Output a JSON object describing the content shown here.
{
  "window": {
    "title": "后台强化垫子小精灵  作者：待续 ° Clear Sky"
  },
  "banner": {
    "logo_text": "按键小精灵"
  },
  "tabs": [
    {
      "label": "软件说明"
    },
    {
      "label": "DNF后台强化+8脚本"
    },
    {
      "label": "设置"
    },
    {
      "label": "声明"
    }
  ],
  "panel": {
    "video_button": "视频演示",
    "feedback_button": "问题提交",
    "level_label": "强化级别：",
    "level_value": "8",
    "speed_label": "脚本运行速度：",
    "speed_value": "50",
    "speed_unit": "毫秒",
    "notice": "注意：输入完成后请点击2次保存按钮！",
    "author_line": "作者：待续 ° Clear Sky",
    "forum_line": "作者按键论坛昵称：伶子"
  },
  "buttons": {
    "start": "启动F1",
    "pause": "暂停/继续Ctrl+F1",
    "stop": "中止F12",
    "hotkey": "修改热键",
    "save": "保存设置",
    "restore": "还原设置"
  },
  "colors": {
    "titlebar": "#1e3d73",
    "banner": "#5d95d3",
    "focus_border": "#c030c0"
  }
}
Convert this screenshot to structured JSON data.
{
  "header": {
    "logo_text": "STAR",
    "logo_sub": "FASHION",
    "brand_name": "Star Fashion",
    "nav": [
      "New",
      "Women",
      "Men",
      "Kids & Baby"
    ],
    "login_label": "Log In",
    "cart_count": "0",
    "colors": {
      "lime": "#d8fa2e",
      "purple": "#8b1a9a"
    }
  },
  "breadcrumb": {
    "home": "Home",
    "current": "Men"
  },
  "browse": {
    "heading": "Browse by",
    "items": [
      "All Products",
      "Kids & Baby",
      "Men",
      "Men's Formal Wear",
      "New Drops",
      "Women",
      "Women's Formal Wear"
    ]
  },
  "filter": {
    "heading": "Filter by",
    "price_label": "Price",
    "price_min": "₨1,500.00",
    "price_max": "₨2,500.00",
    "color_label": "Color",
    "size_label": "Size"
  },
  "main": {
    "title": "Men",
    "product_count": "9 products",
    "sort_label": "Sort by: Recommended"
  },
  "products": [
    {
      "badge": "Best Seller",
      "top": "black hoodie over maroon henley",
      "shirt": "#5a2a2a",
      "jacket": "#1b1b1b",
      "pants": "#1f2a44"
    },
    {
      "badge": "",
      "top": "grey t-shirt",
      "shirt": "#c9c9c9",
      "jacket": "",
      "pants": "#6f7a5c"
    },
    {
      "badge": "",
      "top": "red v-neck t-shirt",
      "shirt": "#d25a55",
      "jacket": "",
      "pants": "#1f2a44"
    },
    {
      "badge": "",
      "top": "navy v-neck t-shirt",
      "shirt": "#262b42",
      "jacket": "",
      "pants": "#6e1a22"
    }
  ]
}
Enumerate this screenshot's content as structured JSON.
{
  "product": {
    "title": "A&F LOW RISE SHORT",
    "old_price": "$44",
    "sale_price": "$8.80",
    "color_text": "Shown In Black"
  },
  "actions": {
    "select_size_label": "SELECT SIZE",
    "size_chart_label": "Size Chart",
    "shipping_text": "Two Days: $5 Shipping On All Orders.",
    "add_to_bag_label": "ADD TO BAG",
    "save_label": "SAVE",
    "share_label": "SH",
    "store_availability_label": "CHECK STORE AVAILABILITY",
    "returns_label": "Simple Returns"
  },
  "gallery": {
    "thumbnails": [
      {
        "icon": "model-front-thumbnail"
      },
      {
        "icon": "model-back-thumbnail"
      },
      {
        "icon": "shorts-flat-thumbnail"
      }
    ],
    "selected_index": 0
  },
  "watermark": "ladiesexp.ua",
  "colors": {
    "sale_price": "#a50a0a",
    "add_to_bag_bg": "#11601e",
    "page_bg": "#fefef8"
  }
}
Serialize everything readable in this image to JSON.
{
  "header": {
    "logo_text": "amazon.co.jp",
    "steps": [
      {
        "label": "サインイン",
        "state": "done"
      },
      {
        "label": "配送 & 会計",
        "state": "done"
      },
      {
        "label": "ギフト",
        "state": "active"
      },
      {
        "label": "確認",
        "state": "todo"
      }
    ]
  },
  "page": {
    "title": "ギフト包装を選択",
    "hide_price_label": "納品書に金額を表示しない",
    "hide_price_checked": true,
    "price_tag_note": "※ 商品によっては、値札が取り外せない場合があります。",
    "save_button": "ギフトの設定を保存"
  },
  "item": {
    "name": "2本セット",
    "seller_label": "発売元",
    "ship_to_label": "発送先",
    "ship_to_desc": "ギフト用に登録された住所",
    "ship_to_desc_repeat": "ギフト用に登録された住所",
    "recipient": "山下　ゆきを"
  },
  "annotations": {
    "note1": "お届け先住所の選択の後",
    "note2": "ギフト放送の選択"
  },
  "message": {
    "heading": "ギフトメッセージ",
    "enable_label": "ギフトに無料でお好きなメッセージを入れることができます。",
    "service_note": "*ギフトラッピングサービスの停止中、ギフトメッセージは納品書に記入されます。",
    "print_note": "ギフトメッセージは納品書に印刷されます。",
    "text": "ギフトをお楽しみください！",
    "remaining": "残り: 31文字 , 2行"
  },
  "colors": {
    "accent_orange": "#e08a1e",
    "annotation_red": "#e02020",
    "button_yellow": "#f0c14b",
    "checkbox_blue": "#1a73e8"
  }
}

▶ EXERCISE INSTRUCTIONS
Please reproduce all of the entries exactly as they stand.

▶ RESPONSE TO THE EXERCISE
Output a JSON object describing the content shown here.
{
  "window": {
    "title": "后台强化垫子小精灵  作者：待续 ° Clear Sky"
  },
  "banner": {
    "logo_text": "按键小精灵"
  },
  "tabs": [
    {
      "label": "软件说明"
    },
    {
      "label": "DNF后台强化+8脚本"
    },
    {
      "label": "设置"
    },
    {
      "label": "声明"
    }
  ],
  "panel": {
    "video_button": "视频演示",
    "feedback_button": "问题提交",
    "level_label": "强化级别：",
    "level_value": "8",
    "speed_label": "脚本运行速度：",
    "speed_value": "50",
    "speed_unit": "毫秒",
    "notice": "注意：输入完成后请点击2次保存按钮！",
    "author_line": "作者：待续 ° Clear Sky",
    "forum_line": "作者按键论坛昵称：伶子"
  },
  "buttons": {
    "start": "启动F1",
    "pause": "暂停/继续Ctrl+F1",
    "stop": "中止F12",
    "hotkey": "修改热键",
    "save": "保存设置",
    "restore": "还原设置"
  },
  "colors": {
    "titlebar": "#1e3d73",
    "banner": "#5d95d3",
    "focus_border": "#c030c0"
  }
}
Convert this screenshot to structured JSON data.
{
  "header": {
    "logo_text": "STAR",
    "logo_sub": "FASHION",
    "brand_name": "Star Fashion",
    "nav": [
      "New",
      "Women",
      "Men",
      "Kids & Baby"
    ],
    "login_label": "Log In",
    "cart_count": "0",
    "colors": {
      "lime": "#d8fa2e",
      "purple": "#8b1a9a"
    }
  },
  "breadcrumb": {
    "home": "Home",
    "current": "Men"
  },
  "browse": {
    "heading": "Browse by",
    "items": [
      "All Products",
      "Kids & Baby",
      "Men",
      "Men's Formal Wear",
      "New Drops",
      "Women",
      "Women's Formal Wear"
    ]
  },
  "filter": {
    "heading": "Filter by",
    "price_label": "Price",
    "price_min": "₨1,500.00",
    "price_max": "₨2,500.00",
    "color_label": "Color",
    "size_label": "Size"
  },
  "main": {
    "title": "Men",
    "product_count": "9 products",
    "sort_label": "Sort by: Recommended"
  },
  "products": [
    {
      "badge": "Best Seller",
      "top": "black hoodie over maroon henley",
      "shirt": "#5a2a2a",
      "jacket": "#1b1b1b",
      "pants": "#1f2a44"
    },
    {
      "badge": "",
      "top": "grey t-shirt",
      "shirt": "#c9c9c9",
      "jacket": "",
      "pants": "#6f7a5c"
    },
    {
      "badge": "",
      "top": "red v-neck t-shirt",
      "shirt": "#d25a55",
      "jacket": "",
      "pants": "#1f2a44"
    },
    {
      "badge": "",
      "top": "navy v-neck t-shirt",
      "shirt": "#262b42",
      "jacket": "",
      "pants": "#6e1a22"
    }
  ]
}
Enumerate this screenshot's content as structured JSON.
{
  "product": {
    "title": "A&F LOW RISE SHORT",
    "old_price": "$44",
    "sale_price": "$8.80",
    "color_text": "Shown In Black"
  },
  "actions": {
    "select_size_label": "SELECT SIZE",
    "size_chart_label": "Size Chart",
    "shipping_text": "Two Days: $5 Shipping On All Orders.",
    "add_to_bag_label": "ADD TO BAG",
    "save_label": "SAVE",
    "share_label": "SH",
    "store_availability_label": "CHECK STORE AVAILABILITY",
    "returns_label": "Simple Returns"
  },
  "gallery": {
    "thumbnails": [
      {
        "icon": "model-front-thumbnail"
      },
      {
        "icon": "model-back-thumbnail"
      },
      {
        "icon": "shorts-flat-thumbnail"
      }
    ],
    "selected_index": 0
  },
  "watermark": "ladiesexp.ua",
  "colors": {
    "sale_price": "#a50a0a",
    "add_to_bag_bg": "#11601e",
    "page_bg": "#fefef8"
  }
}
Serialize everything readable in this image to JSON.
{
  "header": {
    "logo_text": "amazon.co.jp",
    "steps": [
      {
        "label": "サインイン",
        "state": "done"
      },
      {
        "label": "配送 & 会計",
        "state": "done"
      },
      {
        "label": "ギフト",
        "state": "active"
      },
      {
        "label": "確認",
        "state": "todo"
      }
    ]
  },
  "page": {
    "title": "ギフト包装を選択",
    "hide_price_label": "納品書に金額を表示しない",
    "hide_price_checked": true,
    "price_tag_note": "※ 商品によっては、値札が取り外せない場合があります。",
    "save_button": "ギフトの設定を保存"
  },
  "item": {
    "name": "2本セット",
    "seller_label": "発売元",
    "ship_to_label": "発送先",
    "ship_to_desc": "ギフト用に登録された住所",
    "ship_to_desc_repeat": "ギフト用に登録された住所",
    "recipient": "山下　ゆきを"
  },
  "annotations": {
    "note1": "お届け先住所の選択の後",
    "note2": "ギフト放送の選択"
  },
  "message": {
    "heading": "ギフトメッセージ",
    "enable_label": "ギフトに無料でお好きなメッセージを入れることができます。",
    "service_note": "*ギフトラッピングサービスの停止中、ギフトメッセージは納品書に記入されます。",
    "print_note": "ギフトメッセージは納品書に印刷されます。",
    "text": "ギフトをお楽しみください！",
    "remaining": "残り: 31文字 , 2行"
  },
  "colors": {
    "accent_orange": "#e08a1e",
    "annotation_red": "#e02020",
    "button_yellow": "#f0c14b",
    "checkbox_blue": "#1a73e8"
  }
}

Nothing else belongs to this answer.